## What is being asked
Please set down all the lines beneath this one exactly, without the pictures.

## Provided records
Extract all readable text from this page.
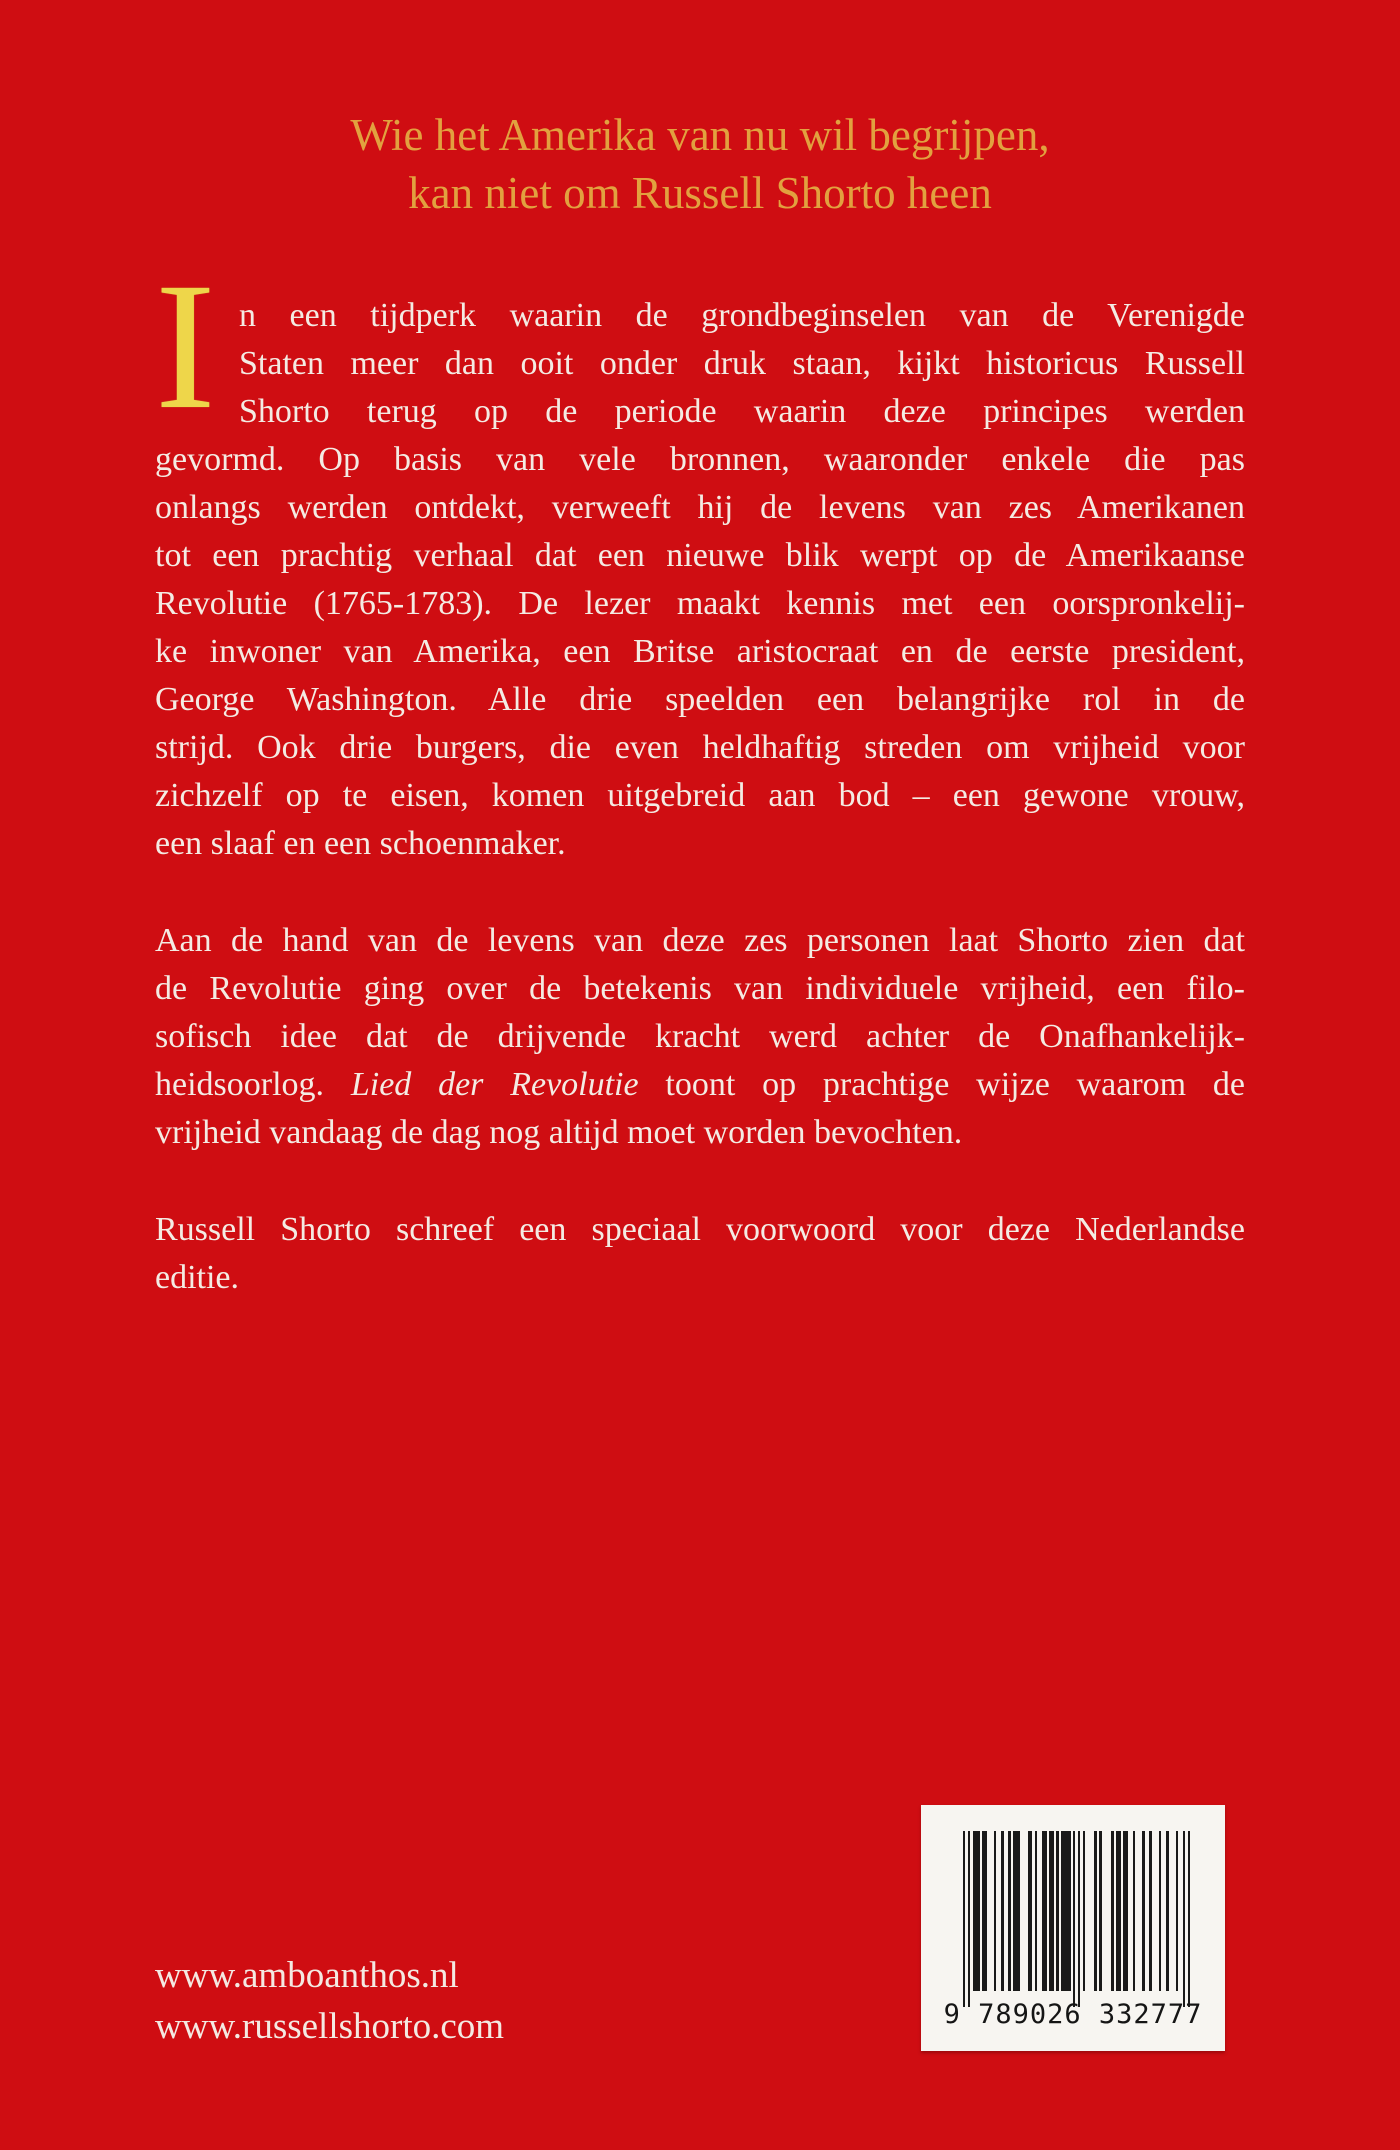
Wie het Amerika van nu wil begrijpen,
kan niet om Russell Shorto heen
I n een tijdperk waarin de grondbeginselen van de Verenigde
Staten meer dan ooit onder druk staan, kijkt historicus Russell
Shorto terug op de periode waarin deze principes werden
gevormd. Op basis van vele bronnen, waaronder enkele die pas
onlangs werden ontdekt, verweeft hij de levens van zes Amerikanen
tot een prachtig verhaal dat een nieuwe blik werpt op de Amerikaanse
Revolutie (1765-1783). De lezer maakt kennis met een oorspronkelij-
ke inwoner van Amerika, een Britse aristocraat en de eerste president,
George Washington. Alle drie speelden een belangrijke rol in de
strijd. Ook drie burgers, die even heldhaftig streden om vrijheid voor
zichzelf op te eisen, komen uitgebreid aan bod – een gewone vrouw,
een slaaf en een schoenmaker.
Aan de hand van de levens van deze zes personen laat Shorto zien dat
de Revolutie ging over de betekenis van individuele vrijheid, een filo-
sofisch idee dat de drijvende kracht werd achter de Onafhankelijk-
heidsoorlog. Lied der Revolutie toont op prachtige wijze waarom de
vrijheid vandaag de dag nog altijd moet worden bevochten.
Russell Shorto schreef een speciaal voorwoord voor deze Nederlandse
editie.
www.amboanthos.nl
www.russellshorto.com	9 789026 332777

## Response to this exercise
Extract all readable text from this page.
Wie het Amerika van nu wil begrijpen,
kan niet om Russell Shorto heen
I n een tijdperk waarin de grondbeginselen van de Verenigde
Staten meer dan ooit onder druk staan, kijkt historicus Russell
Shorto terug op de periode waarin deze principes werden
gevormd. Op basis van vele bronnen, waaronder enkele die pas
onlangs werden ontdekt, verweeft hij de levens van zes Amerikanen
tot een prachtig verhaal dat een nieuwe blik werpt op de Amerikaanse
Revolutie (1765-1783). De lezer maakt kennis met een oorspronkelij-
ke inwoner van Amerika, een Britse aristocraat en de eerste president,
George Washington. Alle drie speelden een belangrijke rol in de
strijd. Ook drie burgers, die even heldhaftig streden om vrijheid voor
zichzelf op te eisen, komen uitgebreid aan bod – een gewone vrouw,
een slaaf en een schoenmaker.
Aan de hand van de levens van deze zes personen laat Shorto zien dat
de Revolutie ging over de betekenis van individuele vrijheid, een filo-
sofisch idee dat de drijvende kracht werd achter de Onafhankelijk-
heidsoorlog. Lied der Revolutie toont op prachtige wijze waarom de
vrijheid vandaag de dag nog altijd moet worden bevochten.
Russell Shorto schreef een speciaal voorwoord voor deze Nederlandse
editie.
www.amboanthos.nl
www.russellshorto.com	9 789026 332777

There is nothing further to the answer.